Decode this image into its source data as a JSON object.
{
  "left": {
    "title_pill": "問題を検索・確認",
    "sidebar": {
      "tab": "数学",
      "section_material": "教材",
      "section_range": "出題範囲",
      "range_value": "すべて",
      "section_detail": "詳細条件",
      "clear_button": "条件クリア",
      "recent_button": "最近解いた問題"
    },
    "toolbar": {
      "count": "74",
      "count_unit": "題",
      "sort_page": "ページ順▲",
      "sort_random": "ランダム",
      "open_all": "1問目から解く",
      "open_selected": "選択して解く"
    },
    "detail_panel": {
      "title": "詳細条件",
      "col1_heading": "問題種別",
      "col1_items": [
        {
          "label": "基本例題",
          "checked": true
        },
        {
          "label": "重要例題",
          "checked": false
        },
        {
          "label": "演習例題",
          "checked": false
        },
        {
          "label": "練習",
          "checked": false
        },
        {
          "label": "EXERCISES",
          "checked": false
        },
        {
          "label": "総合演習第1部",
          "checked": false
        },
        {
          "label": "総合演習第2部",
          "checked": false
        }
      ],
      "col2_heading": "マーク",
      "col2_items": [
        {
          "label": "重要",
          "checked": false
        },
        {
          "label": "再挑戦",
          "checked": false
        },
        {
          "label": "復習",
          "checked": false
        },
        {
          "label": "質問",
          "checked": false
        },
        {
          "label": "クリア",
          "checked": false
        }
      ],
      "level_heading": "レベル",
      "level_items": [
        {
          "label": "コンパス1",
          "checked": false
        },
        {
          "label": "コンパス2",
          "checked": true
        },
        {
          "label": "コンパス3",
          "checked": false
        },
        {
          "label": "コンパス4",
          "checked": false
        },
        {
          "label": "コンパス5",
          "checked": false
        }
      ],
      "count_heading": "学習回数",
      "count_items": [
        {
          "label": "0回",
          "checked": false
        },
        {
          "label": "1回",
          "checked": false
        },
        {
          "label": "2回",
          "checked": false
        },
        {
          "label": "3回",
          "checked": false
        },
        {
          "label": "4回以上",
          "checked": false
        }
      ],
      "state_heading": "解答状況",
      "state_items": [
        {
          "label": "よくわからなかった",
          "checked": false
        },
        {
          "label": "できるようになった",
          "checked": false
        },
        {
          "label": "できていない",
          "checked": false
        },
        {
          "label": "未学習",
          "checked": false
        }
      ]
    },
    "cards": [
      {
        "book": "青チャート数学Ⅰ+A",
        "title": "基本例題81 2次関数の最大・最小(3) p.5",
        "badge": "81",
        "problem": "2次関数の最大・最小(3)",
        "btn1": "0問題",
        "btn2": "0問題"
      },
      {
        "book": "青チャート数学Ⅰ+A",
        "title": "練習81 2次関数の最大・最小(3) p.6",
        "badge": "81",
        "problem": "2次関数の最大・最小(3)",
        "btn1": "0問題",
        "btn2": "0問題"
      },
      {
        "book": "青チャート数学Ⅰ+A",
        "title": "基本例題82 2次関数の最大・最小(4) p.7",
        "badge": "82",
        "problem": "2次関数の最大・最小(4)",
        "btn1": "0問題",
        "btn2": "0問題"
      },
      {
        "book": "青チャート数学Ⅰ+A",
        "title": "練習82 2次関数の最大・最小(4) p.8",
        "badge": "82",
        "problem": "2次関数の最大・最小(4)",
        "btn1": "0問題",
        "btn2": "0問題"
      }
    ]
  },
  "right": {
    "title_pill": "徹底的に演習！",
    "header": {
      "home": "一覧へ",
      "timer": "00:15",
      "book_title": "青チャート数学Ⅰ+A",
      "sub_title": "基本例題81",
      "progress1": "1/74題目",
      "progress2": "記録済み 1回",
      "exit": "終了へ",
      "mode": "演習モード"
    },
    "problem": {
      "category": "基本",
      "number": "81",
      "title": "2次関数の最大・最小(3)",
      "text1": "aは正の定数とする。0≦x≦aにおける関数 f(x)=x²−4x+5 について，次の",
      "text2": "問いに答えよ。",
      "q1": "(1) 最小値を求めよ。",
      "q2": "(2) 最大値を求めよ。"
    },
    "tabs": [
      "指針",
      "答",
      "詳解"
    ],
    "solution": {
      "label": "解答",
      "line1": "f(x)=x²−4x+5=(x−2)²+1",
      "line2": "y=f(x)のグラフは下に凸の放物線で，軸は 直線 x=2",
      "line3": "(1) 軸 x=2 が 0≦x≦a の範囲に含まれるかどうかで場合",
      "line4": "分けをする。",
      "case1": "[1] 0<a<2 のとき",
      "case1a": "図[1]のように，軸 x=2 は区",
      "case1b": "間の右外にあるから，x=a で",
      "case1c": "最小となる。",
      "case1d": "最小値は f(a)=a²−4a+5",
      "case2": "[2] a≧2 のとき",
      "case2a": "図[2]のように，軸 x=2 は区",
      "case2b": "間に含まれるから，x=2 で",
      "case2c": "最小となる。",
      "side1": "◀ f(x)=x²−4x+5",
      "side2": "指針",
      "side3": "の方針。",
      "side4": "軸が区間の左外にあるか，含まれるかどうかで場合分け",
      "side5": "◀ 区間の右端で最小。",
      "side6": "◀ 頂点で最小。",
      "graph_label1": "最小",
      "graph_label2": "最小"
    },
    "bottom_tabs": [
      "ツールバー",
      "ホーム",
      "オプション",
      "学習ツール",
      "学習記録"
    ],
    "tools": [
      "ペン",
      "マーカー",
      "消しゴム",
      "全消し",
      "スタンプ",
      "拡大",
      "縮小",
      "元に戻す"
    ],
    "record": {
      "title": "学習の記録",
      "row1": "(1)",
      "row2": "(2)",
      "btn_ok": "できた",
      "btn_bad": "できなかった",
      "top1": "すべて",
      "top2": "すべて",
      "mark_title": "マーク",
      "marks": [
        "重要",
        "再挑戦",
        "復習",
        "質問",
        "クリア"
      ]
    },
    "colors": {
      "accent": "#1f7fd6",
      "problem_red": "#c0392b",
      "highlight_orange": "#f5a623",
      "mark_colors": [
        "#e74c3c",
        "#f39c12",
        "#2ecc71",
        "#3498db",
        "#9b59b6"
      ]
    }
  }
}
++++++++++++++++++++
-- What is required --
Please output the entries above, every line exactly as it reads.

-- Correct output --
Decode this image into its source data as a JSON object.
{
  "left": {
    "title_pill": "問題を検索・確認",
    "sidebar": {
      "tab": "数学",
      "section_material": "教材",
      "section_range": "出題範囲",
      "range_value": "すべて",
      "section_detail": "詳細条件",
      "clear_button": "条件クリア",
      "recent_button": "最近解いた問題"
    },
    "toolbar": {
      "count": "74",
      "count_unit": "題",
      "sort_page": "ページ順▲",
      "sort_random": "ランダム",
      "open_all": "1問目から解く",
      "open_selected": "選択して解く"
    },
    "detail_panel": {
      "title": "詳細条件",
      "col1_heading": "問題種別",
      "col1_items": [
        {
          "label": "基本例題",
          "checked": true
        },
        {
          "label": "重要例題",
          "checked": false
        },
        {
          "label": "演習例題",
          "checked": false
        },
        {
          "label": "練習",
          "checked": false
        },
        {
          "label": "EXERCISES",
          "checked": false
        },
        {
          "label": "総合演習第1部",
          "checked": false
        },
        {
          "label": "総合演習第2部",
          "checked": false
        }
      ],
      "col2_heading": "マーク",
      "col2_items": [
        {
          "label": "重要",
          "checked": false
        },
        {
          "label": "再挑戦",
          "checked": false
        },
        {
          "label": "復習",
          "checked": false
        },
        {
          "label": "質問",
          "checked": false
        },
        {
          "label": "クリア",
          "checked": false
        }
      ],
      "level_heading": "レベル",
      "level_items": [
        {
          "label": "コンパス1",
          "checked": false
        },
        {
          "label": "コンパス2",
          "checked": true
        },
        {
          "label": "コンパス3",
          "checked": false
        },
        {
          "label": "コンパス4",
          "checked": false
        },
        {
          "label": "コンパス5",
          "checked": false
        }
      ],
      "count_heading": "学習回数",
      "count_items": [
        {
          "label": "0回",
          "checked": false
        },
        {
          "label": "1回",
          "checked": false
        },
        {
          "label": "2回",
          "checked": false
        },
        {
          "label": "3回",
          "checked": false
        },
        {
          "label": "4回以上",
          "checked": false
        }
      ],
      "state_heading": "解答状況",
      "state_items": [
        {
          "label": "よくわからなかった",
          "checked": false
        },
        {
          "label": "できるようになった",
          "checked": false
        },
        {
          "label": "できていない",
          "checked": false
        },
        {
          "label": "未学習",
          "checked": false
        }
      ]
    },
    "cards": [
      {
        "book": "青チャート数学Ⅰ+A",
        "title": "基本例題81 2次関数の最大・最小(3) p.5",
        "badge": "81",
        "problem": "2次関数の最大・最小(3)",
        "btn1": "0問題",
        "btn2": "0問題"
      },
      {
        "book": "青チャート数学Ⅰ+A",
        "title": "練習81 2次関数の最大・最小(3) p.6",
        "badge": "81",
        "problem": "2次関数の最大・最小(3)",
        "btn1": "0問題",
        "btn2": "0問題"
      },
      {
        "book": "青チャート数学Ⅰ+A",
        "title": "基本例題82 2次関数の最大・最小(4) p.7",
        "badge": "82",
        "problem": "2次関数の最大・最小(4)",
        "btn1": "0問題",
        "btn2": "0問題"
      },
      {
        "book": "青チャート数学Ⅰ+A",
        "title": "練習82 2次関数の最大・最小(4) p.8",
        "badge": "82",
        "problem": "2次関数の最大・最小(4)",
        "btn1": "0問題",
        "btn2": "0問題"
      }
    ]
  },
  "right": {
    "title_pill": "徹底的に演習！",
    "header": {
      "home": "一覧へ",
      "timer": "00:15",
      "book_title": "青チャート数学Ⅰ+A",
      "sub_title": "基本例題81",
      "progress1": "1/74題目",
      "progress2": "記録済み 1回",
      "exit": "終了へ",
      "mode": "演習モード"
    },
    "problem": {
      "category": "基本",
      "number": "81",
      "title": "2次関数の最大・最小(3)",
      "text1": "aは正の定数とする。0≦x≦aにおける関数 f(x)=x²−4x+5 について，次の",
      "text2": "問いに答えよ。",
      "q1": "(1) 最小値を求めよ。",
      "q2": "(2) 最大値を求めよ。"
    },
    "tabs": [
      "指針",
      "答",
      "詳解"
    ],
    "solution": {
      "label": "解答",
      "line1": "f(x)=x²−4x+5=(x−2)²+1",
      "line2": "y=f(x)のグラフは下に凸の放物線で，軸は 直線 x=2",
      "line3": "(1) 軸 x=2 が 0≦x≦a の範囲に含まれるかどうかで場合",
      "line4": "分けをする。",
      "case1": "[1] 0<a<2 のとき",
      "case1a": "図[1]のように，軸 x=2 は区",
      "case1b": "間の右外にあるから，x=a で",
      "case1c": "最小となる。",
      "case1d": "最小値は f(a)=a²−4a+5",
      "case2": "[2] a≧2 のとき",
      "case2a": "図[2]のように，軸 x=2 は区",
      "case2b": "間に含まれるから，x=2 で",
      "case2c": "最小となる。",
      "side1": "◀ f(x)=x²−4x+5",
      "side2": "指針",
      "side3": "の方針。",
      "side4": "軸が区間の左外にあるか，含まれるかどうかで場合分け",
      "side5": "◀ 区間の右端で最小。",
      "side6": "◀ 頂点で最小。",
      "graph_label1": "最小",
      "graph_label2": "最小"
    },
    "bottom_tabs": [
      "ツールバー",
      "ホーム",
      "オプション",
      "学習ツール",
      "学習記録"
    ],
    "tools": [
      "ペン",
      "マーカー",
      "消しゴム",
      "全消し",
      "スタンプ",
      "拡大",
      "縮小",
      "元に戻す"
    ],
    "record": {
      "title": "学習の記録",
      "row1": "(1)",
      "row2": "(2)",
      "btn_ok": "できた",
      "btn_bad": "できなかった",
      "top1": "すべて",
      "top2": "すべて",
      "mark_title": "マーク",
      "marks": [
        "重要",
        "再挑戦",
        "復習",
        "質問",
        "クリア"
      ]
    },
    "colors": {
      "accent": "#1f7fd6",
      "problem_red": "#c0392b",
      "highlight_orange": "#f5a623",
      "mark_colors": [
        "#e74c3c",
        "#f39c12",
        "#2ecc71",
        "#3498db",
        "#9b59b6"
      ]
    }
  }
}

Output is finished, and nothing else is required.